WHAT THE EXERCISE ASKS
Copy each line below in which the string "text" occurs.

(Collected data entries)
— begin —
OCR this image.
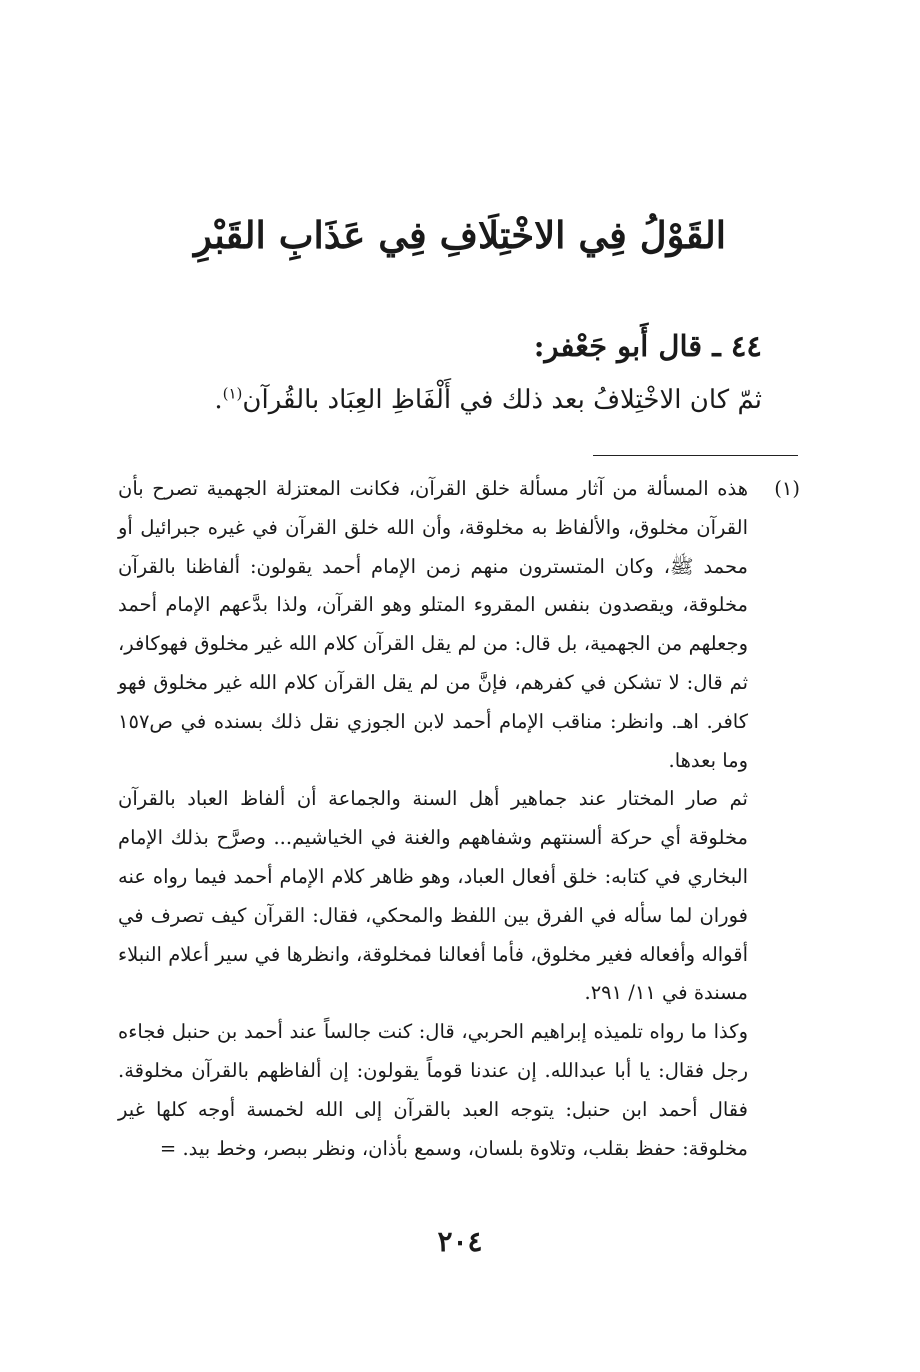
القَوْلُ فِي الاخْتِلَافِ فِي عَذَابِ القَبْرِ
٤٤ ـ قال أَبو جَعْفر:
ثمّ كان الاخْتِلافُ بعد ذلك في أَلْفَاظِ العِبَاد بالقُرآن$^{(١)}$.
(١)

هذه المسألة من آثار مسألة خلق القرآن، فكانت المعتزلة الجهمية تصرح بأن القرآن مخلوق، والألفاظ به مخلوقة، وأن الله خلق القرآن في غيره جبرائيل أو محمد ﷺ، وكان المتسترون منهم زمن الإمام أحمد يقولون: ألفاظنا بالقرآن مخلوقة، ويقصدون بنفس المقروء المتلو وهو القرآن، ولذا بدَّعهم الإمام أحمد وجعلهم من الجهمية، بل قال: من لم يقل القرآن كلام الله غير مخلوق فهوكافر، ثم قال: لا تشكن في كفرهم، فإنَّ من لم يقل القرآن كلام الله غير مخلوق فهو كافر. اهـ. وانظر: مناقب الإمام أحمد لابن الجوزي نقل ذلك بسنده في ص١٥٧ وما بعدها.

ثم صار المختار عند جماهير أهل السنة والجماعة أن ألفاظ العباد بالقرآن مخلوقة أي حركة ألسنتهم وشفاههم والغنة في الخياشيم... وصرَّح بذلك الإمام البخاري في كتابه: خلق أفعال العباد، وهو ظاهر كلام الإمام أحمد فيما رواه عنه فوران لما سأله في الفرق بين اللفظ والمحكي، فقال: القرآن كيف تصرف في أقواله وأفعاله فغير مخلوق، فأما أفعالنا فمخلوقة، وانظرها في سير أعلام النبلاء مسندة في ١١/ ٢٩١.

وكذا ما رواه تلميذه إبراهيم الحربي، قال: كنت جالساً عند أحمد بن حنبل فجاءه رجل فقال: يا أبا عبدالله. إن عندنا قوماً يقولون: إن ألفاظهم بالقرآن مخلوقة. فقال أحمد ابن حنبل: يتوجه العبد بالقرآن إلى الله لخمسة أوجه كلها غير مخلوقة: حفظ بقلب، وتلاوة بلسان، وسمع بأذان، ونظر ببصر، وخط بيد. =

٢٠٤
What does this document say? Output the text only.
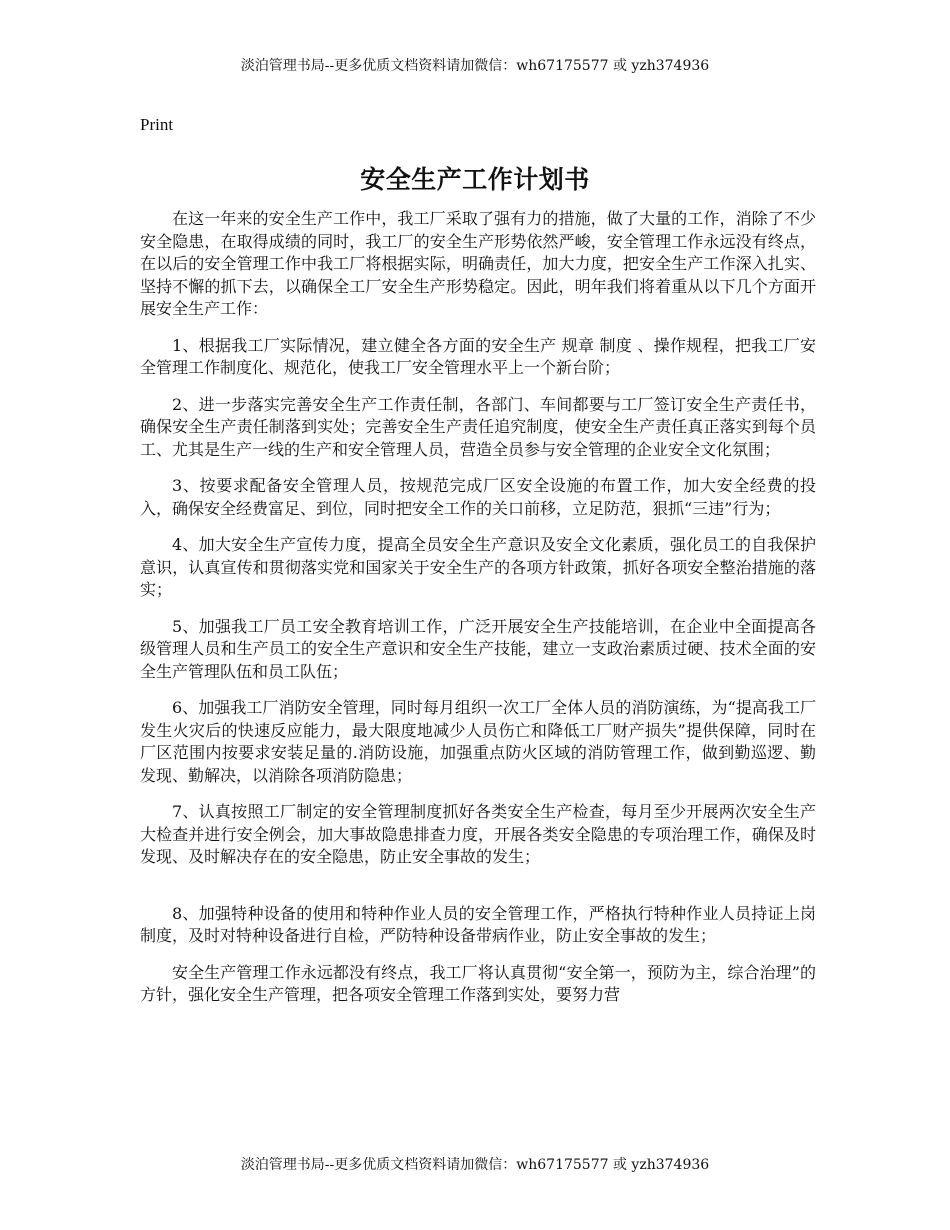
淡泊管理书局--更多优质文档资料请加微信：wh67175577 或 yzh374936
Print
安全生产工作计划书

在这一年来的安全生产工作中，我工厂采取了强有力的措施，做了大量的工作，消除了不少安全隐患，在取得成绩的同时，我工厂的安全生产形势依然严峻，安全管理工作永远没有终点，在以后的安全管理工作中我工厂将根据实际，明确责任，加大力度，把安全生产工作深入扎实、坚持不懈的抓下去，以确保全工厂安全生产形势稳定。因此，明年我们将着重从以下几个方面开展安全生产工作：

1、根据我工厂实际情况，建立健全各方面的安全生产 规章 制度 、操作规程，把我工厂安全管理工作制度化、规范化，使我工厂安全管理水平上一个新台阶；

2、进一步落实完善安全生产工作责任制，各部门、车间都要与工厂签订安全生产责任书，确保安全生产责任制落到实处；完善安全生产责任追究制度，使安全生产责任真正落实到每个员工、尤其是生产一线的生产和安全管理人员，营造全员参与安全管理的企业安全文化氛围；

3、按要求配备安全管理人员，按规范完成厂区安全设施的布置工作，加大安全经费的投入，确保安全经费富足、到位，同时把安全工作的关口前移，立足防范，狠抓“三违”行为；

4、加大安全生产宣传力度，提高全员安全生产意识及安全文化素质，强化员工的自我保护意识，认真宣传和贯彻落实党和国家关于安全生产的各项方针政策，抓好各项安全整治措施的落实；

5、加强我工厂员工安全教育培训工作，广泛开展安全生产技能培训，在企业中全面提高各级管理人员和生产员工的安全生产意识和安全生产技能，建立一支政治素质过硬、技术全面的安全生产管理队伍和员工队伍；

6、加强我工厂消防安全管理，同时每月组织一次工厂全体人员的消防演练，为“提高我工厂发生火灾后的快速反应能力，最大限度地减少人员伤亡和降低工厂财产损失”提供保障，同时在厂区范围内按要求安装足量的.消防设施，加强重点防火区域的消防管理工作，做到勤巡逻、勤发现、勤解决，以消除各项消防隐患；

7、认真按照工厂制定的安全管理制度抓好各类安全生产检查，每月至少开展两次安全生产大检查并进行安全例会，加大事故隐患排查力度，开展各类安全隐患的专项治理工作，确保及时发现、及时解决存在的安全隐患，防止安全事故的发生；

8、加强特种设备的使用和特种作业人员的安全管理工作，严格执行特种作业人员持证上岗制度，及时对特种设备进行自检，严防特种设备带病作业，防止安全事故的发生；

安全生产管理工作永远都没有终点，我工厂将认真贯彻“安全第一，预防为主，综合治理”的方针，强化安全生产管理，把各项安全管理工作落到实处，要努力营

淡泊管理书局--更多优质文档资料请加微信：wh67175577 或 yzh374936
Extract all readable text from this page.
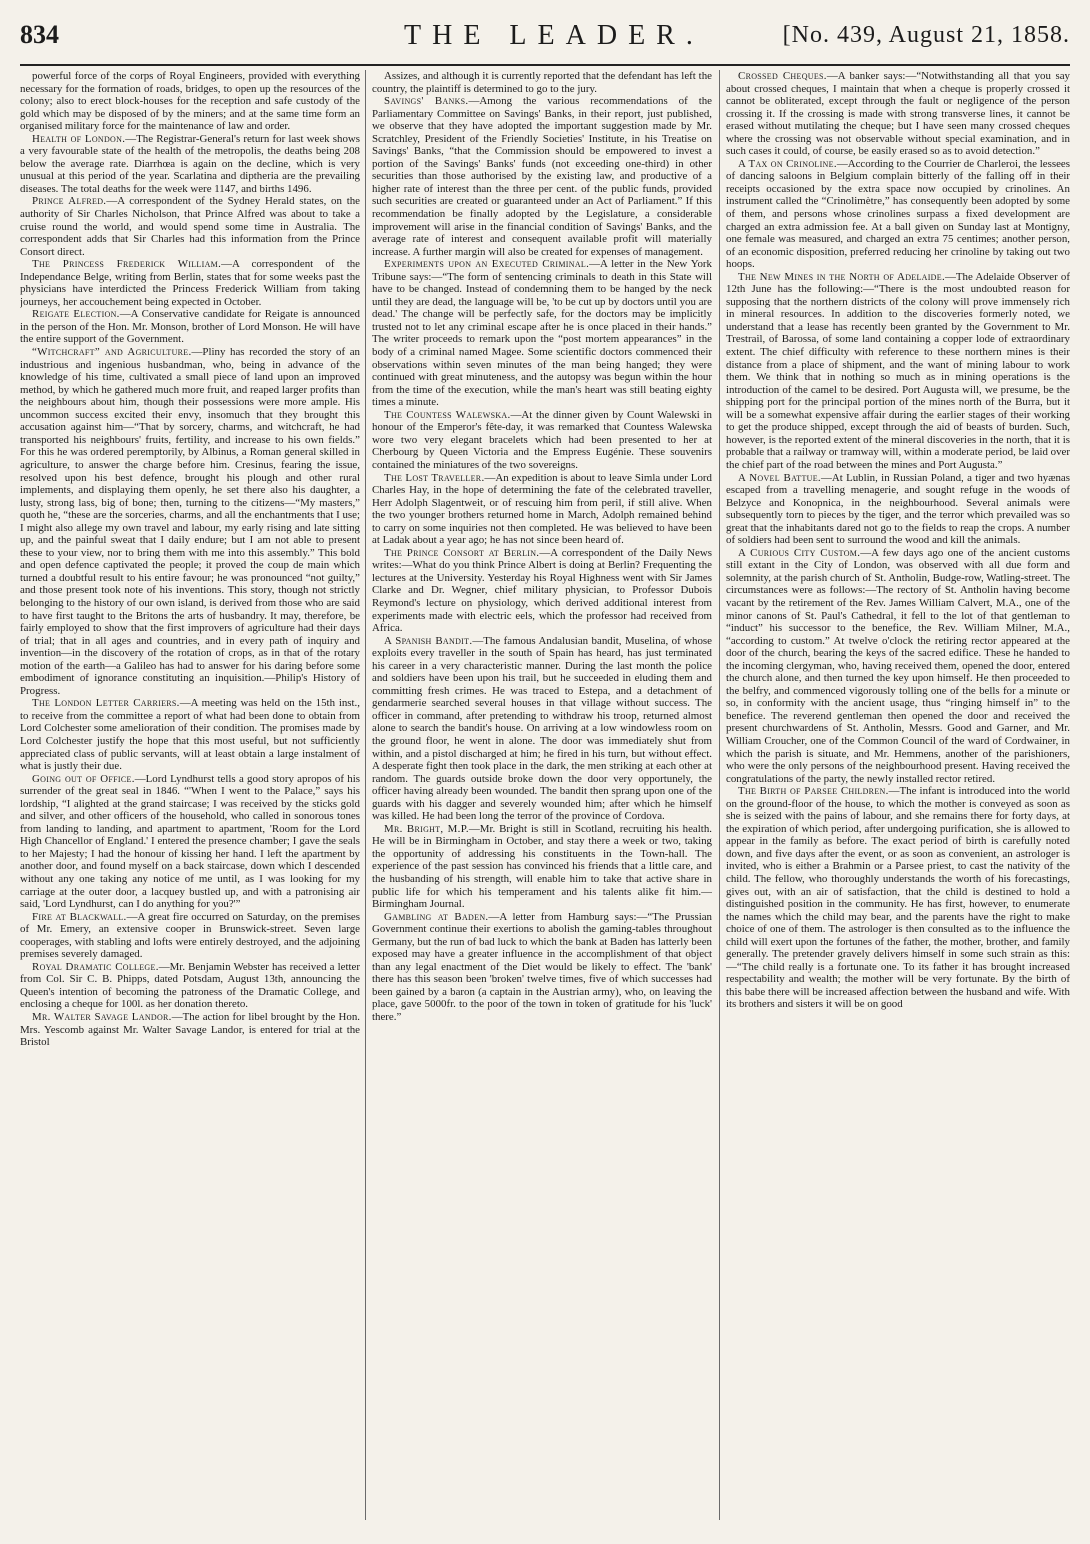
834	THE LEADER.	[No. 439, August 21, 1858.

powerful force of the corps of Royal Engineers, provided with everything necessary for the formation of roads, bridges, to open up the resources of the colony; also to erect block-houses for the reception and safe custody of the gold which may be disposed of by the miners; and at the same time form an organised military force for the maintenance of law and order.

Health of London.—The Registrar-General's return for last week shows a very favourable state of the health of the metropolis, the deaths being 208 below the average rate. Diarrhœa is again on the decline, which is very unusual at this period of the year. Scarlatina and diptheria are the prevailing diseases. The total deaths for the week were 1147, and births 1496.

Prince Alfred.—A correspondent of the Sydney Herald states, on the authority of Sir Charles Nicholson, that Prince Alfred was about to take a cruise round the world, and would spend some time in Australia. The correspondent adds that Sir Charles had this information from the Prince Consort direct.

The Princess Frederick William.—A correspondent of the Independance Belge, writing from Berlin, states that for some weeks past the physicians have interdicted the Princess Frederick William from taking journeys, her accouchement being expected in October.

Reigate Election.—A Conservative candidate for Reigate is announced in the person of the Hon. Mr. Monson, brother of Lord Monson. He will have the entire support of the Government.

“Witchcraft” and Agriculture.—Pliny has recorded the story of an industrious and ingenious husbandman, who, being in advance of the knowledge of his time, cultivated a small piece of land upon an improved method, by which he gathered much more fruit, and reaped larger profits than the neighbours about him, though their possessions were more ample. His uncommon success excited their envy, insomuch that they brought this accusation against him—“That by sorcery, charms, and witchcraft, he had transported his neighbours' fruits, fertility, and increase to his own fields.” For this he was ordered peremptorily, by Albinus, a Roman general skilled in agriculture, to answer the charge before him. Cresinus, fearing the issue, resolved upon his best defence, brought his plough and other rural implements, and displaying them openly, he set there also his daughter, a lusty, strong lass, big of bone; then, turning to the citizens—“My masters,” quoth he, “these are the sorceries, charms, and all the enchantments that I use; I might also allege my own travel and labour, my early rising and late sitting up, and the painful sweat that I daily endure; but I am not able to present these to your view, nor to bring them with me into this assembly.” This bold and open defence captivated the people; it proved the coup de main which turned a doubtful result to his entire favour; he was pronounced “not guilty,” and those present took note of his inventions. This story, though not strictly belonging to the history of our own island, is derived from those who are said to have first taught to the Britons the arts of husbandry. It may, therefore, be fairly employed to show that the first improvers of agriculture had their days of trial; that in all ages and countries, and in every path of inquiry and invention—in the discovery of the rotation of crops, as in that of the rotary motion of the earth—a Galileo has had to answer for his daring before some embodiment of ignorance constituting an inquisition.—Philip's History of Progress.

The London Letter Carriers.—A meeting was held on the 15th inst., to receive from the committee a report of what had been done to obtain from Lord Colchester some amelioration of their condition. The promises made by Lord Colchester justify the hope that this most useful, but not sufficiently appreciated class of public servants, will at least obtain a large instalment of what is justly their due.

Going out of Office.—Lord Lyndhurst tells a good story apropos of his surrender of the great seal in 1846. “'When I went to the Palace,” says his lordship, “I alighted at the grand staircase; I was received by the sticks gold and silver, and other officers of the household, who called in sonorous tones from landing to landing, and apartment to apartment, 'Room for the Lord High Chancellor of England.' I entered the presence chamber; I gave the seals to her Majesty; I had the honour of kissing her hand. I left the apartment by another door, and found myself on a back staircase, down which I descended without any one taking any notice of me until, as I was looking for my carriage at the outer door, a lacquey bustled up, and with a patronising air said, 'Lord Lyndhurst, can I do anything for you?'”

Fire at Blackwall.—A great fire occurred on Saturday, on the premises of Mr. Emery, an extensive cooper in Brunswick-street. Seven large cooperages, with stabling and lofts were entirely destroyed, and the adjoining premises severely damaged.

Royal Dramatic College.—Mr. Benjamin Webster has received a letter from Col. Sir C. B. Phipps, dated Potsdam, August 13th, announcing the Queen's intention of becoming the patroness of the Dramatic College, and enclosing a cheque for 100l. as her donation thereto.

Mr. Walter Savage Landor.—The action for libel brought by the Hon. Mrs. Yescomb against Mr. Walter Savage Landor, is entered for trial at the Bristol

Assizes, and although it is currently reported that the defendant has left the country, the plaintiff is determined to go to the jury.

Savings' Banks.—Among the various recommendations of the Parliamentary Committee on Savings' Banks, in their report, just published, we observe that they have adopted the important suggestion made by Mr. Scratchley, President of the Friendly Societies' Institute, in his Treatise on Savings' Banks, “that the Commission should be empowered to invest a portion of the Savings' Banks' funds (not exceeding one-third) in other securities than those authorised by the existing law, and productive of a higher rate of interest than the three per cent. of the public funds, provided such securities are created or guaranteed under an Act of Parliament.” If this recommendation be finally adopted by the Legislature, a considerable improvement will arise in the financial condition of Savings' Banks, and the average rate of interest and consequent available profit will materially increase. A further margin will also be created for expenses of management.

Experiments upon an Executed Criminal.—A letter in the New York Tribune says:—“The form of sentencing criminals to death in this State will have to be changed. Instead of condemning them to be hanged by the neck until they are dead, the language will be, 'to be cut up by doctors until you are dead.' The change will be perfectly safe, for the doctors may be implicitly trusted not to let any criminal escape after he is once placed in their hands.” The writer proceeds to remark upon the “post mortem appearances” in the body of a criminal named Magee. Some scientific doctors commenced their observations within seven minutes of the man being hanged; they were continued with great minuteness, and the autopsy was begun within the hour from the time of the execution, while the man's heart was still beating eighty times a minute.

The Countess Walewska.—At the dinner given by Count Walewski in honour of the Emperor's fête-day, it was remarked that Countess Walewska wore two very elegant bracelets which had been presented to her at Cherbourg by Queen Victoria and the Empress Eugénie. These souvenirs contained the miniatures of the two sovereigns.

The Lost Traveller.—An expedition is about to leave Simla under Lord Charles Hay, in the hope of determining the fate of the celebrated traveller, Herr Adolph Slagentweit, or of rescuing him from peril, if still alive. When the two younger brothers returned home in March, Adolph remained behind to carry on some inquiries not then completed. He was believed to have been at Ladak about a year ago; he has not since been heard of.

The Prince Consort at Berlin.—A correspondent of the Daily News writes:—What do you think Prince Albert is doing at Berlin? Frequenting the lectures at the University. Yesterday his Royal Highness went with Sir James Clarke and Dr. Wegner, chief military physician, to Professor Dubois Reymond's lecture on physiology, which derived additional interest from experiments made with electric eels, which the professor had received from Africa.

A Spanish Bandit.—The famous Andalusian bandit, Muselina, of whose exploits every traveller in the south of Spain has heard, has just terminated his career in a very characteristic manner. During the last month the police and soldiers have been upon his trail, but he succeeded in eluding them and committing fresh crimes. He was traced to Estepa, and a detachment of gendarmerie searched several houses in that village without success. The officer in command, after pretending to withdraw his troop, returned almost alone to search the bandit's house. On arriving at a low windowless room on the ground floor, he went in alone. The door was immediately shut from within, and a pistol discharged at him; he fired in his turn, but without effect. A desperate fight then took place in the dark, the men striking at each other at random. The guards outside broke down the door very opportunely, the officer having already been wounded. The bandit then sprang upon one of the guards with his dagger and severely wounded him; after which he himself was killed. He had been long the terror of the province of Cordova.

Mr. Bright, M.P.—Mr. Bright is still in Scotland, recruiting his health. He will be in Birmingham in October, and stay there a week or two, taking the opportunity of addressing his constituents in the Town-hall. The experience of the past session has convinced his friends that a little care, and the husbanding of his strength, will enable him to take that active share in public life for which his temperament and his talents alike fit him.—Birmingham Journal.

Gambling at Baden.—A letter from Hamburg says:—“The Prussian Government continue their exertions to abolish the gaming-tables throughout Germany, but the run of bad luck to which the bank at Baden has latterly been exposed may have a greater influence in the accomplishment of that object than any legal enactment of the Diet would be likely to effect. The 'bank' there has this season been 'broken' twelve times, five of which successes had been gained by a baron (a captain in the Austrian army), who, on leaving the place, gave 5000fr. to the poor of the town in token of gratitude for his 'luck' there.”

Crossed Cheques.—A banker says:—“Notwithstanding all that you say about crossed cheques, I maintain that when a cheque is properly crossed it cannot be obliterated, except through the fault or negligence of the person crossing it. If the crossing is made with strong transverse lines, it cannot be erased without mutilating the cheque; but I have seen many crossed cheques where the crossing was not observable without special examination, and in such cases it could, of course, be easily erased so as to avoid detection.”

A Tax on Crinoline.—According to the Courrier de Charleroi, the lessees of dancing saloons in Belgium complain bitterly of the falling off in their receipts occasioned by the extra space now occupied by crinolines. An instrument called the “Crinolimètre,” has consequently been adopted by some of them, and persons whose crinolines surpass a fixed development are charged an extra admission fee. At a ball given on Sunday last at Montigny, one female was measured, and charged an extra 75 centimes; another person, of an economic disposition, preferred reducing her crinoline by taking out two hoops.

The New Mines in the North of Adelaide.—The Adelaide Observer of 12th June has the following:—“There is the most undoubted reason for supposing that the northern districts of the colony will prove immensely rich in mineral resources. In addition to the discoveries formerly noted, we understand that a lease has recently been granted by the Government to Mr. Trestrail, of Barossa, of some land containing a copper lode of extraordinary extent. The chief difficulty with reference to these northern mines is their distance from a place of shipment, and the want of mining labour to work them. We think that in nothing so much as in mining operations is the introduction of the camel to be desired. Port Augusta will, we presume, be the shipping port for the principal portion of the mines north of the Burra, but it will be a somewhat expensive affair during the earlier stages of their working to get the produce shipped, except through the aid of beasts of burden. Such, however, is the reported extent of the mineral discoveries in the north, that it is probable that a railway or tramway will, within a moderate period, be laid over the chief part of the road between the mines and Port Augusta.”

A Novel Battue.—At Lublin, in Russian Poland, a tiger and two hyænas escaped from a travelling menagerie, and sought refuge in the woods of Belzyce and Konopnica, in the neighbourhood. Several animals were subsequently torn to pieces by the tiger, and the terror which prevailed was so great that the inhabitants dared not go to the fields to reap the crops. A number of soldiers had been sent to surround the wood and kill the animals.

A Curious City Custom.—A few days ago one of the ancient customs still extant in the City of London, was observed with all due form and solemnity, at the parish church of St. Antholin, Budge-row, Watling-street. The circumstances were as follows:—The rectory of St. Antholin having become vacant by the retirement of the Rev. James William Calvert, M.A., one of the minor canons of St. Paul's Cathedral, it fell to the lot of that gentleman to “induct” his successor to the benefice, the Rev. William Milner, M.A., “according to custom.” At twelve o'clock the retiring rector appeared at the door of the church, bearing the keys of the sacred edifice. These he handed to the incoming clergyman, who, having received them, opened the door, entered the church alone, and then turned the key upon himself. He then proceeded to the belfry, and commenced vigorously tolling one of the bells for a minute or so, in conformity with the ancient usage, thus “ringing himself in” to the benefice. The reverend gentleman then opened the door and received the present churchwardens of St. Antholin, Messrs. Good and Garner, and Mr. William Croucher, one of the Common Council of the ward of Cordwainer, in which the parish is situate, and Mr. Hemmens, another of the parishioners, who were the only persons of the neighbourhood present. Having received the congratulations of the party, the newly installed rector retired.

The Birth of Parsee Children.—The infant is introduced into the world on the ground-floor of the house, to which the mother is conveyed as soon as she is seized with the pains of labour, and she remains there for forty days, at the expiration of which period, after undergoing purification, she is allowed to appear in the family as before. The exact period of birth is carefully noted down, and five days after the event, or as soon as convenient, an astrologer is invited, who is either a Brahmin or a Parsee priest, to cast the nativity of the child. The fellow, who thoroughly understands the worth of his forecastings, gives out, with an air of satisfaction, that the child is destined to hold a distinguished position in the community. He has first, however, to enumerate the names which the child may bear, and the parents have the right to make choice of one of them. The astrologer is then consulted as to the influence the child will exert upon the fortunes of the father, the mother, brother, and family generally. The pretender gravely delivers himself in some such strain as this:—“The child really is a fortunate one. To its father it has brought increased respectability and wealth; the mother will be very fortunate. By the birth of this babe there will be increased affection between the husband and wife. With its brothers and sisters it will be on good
— end —
ANSWER FOR THE TASK
What does this document say? Output the text only.
Extract all readable text from this page.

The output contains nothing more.